• Job
Present the following data again exactly as it is shown.

• Data to process
-------
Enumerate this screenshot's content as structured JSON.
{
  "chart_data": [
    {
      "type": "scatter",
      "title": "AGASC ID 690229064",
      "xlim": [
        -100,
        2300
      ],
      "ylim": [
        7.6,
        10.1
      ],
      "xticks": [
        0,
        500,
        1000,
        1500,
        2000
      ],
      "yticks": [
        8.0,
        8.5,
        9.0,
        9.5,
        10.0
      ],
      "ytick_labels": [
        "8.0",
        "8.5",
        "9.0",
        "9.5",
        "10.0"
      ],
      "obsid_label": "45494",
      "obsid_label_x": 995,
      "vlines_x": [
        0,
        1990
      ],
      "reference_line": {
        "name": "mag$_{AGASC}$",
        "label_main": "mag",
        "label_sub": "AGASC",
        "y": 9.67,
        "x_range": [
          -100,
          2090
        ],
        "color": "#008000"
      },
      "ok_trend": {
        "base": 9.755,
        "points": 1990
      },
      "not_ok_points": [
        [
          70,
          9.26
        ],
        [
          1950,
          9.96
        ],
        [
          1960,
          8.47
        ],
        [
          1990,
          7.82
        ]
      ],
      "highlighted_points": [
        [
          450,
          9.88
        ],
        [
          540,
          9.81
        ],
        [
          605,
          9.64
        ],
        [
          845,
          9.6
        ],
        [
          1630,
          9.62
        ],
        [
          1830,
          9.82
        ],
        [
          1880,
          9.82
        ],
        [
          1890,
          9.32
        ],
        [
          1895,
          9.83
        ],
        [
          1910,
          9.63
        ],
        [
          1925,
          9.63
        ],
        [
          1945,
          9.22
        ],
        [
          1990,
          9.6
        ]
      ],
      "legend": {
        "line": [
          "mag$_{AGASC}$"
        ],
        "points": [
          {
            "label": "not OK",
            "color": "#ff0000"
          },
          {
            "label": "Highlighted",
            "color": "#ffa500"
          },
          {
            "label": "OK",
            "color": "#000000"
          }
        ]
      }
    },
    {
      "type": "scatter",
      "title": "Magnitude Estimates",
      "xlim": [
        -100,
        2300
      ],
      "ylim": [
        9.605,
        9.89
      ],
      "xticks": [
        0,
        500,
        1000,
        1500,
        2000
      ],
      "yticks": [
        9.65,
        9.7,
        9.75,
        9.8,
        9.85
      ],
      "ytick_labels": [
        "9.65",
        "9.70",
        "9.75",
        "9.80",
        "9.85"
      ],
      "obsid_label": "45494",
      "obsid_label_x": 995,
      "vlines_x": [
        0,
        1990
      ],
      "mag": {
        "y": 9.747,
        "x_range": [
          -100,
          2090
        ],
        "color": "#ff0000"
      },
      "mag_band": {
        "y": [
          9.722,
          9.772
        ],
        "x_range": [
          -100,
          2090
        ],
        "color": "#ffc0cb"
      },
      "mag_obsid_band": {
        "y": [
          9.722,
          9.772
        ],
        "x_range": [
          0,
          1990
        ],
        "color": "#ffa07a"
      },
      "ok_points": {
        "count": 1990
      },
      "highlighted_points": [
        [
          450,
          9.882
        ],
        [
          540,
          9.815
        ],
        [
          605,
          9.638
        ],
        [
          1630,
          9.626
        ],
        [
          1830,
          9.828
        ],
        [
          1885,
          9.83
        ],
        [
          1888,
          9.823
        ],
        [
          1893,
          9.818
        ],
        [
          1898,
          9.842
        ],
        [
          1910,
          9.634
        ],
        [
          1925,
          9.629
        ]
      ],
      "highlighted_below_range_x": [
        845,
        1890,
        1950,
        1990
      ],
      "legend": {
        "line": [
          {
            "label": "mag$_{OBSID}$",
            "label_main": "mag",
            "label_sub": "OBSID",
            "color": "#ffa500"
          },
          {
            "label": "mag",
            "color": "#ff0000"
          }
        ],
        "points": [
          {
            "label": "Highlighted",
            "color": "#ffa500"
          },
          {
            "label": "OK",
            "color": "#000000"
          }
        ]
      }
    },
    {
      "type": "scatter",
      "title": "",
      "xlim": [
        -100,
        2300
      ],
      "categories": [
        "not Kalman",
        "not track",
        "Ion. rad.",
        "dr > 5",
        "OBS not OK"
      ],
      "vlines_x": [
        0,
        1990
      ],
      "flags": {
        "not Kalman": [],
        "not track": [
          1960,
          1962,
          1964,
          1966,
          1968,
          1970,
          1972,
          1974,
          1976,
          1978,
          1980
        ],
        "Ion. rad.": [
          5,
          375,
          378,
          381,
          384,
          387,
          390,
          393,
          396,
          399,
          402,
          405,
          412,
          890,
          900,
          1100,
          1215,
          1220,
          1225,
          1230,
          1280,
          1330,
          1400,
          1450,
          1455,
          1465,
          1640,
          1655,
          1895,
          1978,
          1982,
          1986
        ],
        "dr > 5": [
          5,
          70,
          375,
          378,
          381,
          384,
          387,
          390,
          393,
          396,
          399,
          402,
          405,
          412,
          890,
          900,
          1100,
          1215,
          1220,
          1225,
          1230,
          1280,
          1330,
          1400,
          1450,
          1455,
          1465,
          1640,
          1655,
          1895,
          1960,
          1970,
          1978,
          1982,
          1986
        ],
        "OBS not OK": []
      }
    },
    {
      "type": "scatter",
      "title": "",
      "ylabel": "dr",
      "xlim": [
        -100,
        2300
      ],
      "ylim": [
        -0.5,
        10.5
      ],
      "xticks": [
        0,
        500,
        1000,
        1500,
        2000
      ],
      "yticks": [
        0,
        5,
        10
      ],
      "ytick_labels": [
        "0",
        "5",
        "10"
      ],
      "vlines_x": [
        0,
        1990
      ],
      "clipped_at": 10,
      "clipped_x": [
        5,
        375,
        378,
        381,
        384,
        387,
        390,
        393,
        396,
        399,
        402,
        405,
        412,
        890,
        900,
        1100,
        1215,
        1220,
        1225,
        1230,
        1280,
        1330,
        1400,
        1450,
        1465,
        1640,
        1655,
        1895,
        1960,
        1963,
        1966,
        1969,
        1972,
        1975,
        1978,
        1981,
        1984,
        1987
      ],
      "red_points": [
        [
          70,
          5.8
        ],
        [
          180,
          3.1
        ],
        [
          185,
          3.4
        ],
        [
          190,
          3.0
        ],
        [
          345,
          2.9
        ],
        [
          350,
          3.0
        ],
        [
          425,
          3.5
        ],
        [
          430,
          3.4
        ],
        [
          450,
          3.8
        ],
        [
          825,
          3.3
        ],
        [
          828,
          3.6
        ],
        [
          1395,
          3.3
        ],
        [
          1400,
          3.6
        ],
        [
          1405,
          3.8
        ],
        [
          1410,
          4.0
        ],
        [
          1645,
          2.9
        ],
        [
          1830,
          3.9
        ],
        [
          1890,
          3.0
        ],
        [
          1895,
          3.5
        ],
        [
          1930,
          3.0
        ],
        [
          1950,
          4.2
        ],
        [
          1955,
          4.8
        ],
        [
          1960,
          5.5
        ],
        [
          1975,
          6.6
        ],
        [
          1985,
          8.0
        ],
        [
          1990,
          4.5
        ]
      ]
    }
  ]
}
-------
• Worked answer
Enumerate this screenshot's content as structured JSON.
{
  "chart_data": [
    {
      "type": "scatter",
      "title": "AGASC ID 690229064",
      "xlim": [
        -100,
        2300
      ],
      "ylim": [
        7.6,
        10.1
      ],
      "xticks": [
        0,
        500,
        1000,
        1500,
        2000
      ],
      "yticks": [
        8.0,
        8.5,
        9.0,
        9.5,
        10.0
      ],
      "ytick_labels": [
        "8.0",
        "8.5",
        "9.0",
        "9.5",
        "10.0"
      ],
      "obsid_label": "45494",
      "obsid_label_x": 995,
      "vlines_x": [
        0,
        1990
      ],
      "reference_line": {
        "name": "mag$_{AGASC}$",
        "label_main": "mag",
        "label_sub": "AGASC",
        "y": 9.67,
        "x_range": [
          -100,
          2090
        ],
        "color": "#008000"
      },
      "ok_trend": {
        "base": 9.755,
        "points": 1990
      },
      "not_ok_points": [
        [
          70,
          9.26
        ],
        [
          1950,
          9.96
        ],
        [
          1960,
          8.47
        ],
        [
          1990,
          7.82
        ]
      ],
      "highlighted_points": [
        [
          450,
          9.88
        ],
        [
          540,
          9.81
        ],
        [
          605,
          9.64
        ],
        [
          845,
          9.6
        ],
        [
          1630,
          9.62
        ],
        [
          1830,
          9.82
        ],
        [
          1880,
          9.82
        ],
        [
          1890,
          9.32
        ],
        [
          1895,
          9.83
        ],
        [
          1910,
          9.63
        ],
        [
          1925,
          9.63
        ],
        [
          1945,
          9.22
        ],
        [
          1990,
          9.6
        ]
      ],
      "legend": {
        "line": [
          "mag$_{AGASC}$"
        ],
        "points": [
          {
            "label": "not OK",
            "color": "#ff0000"
          },
          {
            "label": "Highlighted",
            "color": "#ffa500"
          },
          {
            "label": "OK",
            "color": "#000000"
          }
        ]
      }
    },
    {
      "type": "scatter",
      "title": "Magnitude Estimates",
      "xlim": [
        -100,
        2300
      ],
      "ylim": [
        9.605,
        9.89
      ],
      "xticks": [
        0,
        500,
        1000,
        1500,
        2000
      ],
      "yticks": [
        9.65,
        9.7,
        9.75,
        9.8,
        9.85
      ],
      "ytick_labels": [
        "9.65",
        "9.70",
        "9.75",
        "9.80",
        "9.85"
      ],
      "obsid_label": "45494",
      "obsid_label_x": 995,
      "vlines_x": [
        0,
        1990
      ],
      "mag": {
        "y": 9.747,
        "x_range": [
          -100,
          2090
        ],
        "color": "#ff0000"
      },
      "mag_band": {
        "y": [
          9.722,
          9.772
        ],
        "x_range": [
          -100,
          2090
        ],
        "color": "#ffc0cb"
      },
      "mag_obsid_band": {
        "y": [
          9.722,
          9.772
        ],
        "x_range": [
          0,
          1990
        ],
        "color": "#ffa07a"
      },
      "ok_points": {
        "count": 1990
      },
      "highlighted_points": [
        [
          450,
          9.882
        ],
        [
          540,
          9.815
        ],
        [
          605,
          9.638
        ],
        [
          1630,
          9.626
        ],
        [
          1830,
          9.828
        ],
        [
          1885,
          9.83
        ],
        [
          1888,
          9.823
        ],
        [
          1893,
          9.818
        ],
        [
          1898,
          9.842
        ],
        [
          1910,
          9.634
        ],
        [
          1925,
          9.629
        ]
      ],
      "highlighted_below_range_x": [
        845,
        1890,
        1950,
        1990
      ],
      "legend": {
        "line": [
          {
            "label": "mag$_{OBSID}$",
            "label_main": "mag",
            "label_sub": "OBSID",
            "color": "#ffa500"
          },
          {
            "label": "mag",
            "color": "#ff0000"
          }
        ],
        "points": [
          {
            "label": "Highlighted",
            "color": "#ffa500"
          },
          {
            "label": "OK",
            "color": "#000000"
          }
        ]
      }
    },
    {
      "type": "scatter",
      "title": "",
      "xlim": [
        -100,
        2300
      ],
      "categories": [
        "not Kalman",
        "not track",
        "Ion. rad.",
        "dr > 5",
        "OBS not OK"
      ],
      "vlines_x": [
        0,
        1990
      ],
      "flags": {
        "not Kalman": [],
        "not track": [
          1960,
          1962,
          1964,
          1966,
          1968,
          1970,
          1972,
          1974,
          1976,
          1978,
          1980
        ],
        "Ion. rad.": [
          5,
          375,
          378,
          381,
          384,
          387,
          390,
          393,
          396,
          399,
          402,
          405,
          412,
          890,
          900,
          1100,
          1215,
          1220,
          1225,
          1230,
          1280,
          1330,
          1400,
          1450,
          1455,
          1465,
          1640,
          1655,
          1895,
          1978,
          1982,
          1986
        ],
        "dr > 5": [
          5,
          70,
          375,
          378,
          381,
          384,
          387,
          390,
          393,
          396,
          399,
          402,
          405,
          412,
          890,
          900,
          1100,
          1215,
          1220,
          1225,
          1230,
          1280,
          1330,
          1400,
          1450,
          1455,
          1465,
          1640,
          1655,
          1895,
          1960,
          1970,
          1978,
          1982,
          1986
        ],
        "OBS not OK": []
      }
    },
    {
      "type": "scatter",
      "title": "",
      "ylabel": "dr",
      "xlim": [
        -100,
        2300
      ],
      "ylim": [
        -0.5,
        10.5
      ],
      "xticks": [
        0,
        500,
        1000,
        1500,
        2000
      ],
      "yticks": [
        0,
        5,
        10
      ],
      "ytick_labels": [
        "0",
        "5",
        "10"
      ],
      "vlines_x": [
        0,
        1990
      ],
      "clipped_at": 10,
      "clipped_x": [
        5,
        375,
        378,
        381,
        384,
        387,
        390,
        393,
        396,
        399,
        402,
        405,
        412,
        890,
        900,
        1100,
        1215,
        1220,
        1225,
        1230,
        1280,
        1330,
        1400,
        1450,
        1465,
        1640,
        1655,
        1895,
        1960,
        1963,
        1966,
        1969,
        1972,
        1975,
        1978,
        1981,
        1984,
        1987
      ],
      "red_points": [
        [
          70,
          5.8
        ],
        [
          180,
          3.1
        ],
        [
          185,
          3.4
        ],
        [
          190,
          3.0
        ],
        [
          345,
          2.9
        ],
        [
          350,
          3.0
        ],
        [
          425,
          3.5
        ],
        [
          430,
          3.4
        ],
        [
          450,
          3.8
        ],
        [
          825,
          3.3
        ],
        [
          828,
          3.6
        ],
        [
          1395,
          3.3
        ],
        [
          1400,
          3.6
        ],
        [
          1405,
          3.8
        ],
        [
          1410,
          4.0
        ],
        [
          1645,
          2.9
        ],
        [
          1830,
          3.9
        ],
        [
          1890,
          3.0
        ],
        [
          1895,
          3.5
        ],
        [
          1930,
          3.0
        ],
        [
          1950,
          4.2
        ],
        [
          1955,
          4.8
        ],
        [
          1960,
          5.5
        ],
        [
          1975,
          6.6
        ],
        [
          1985,
          8.0
        ],
        [
          1990,
          4.5
        ]
      ]
    }
  ]
}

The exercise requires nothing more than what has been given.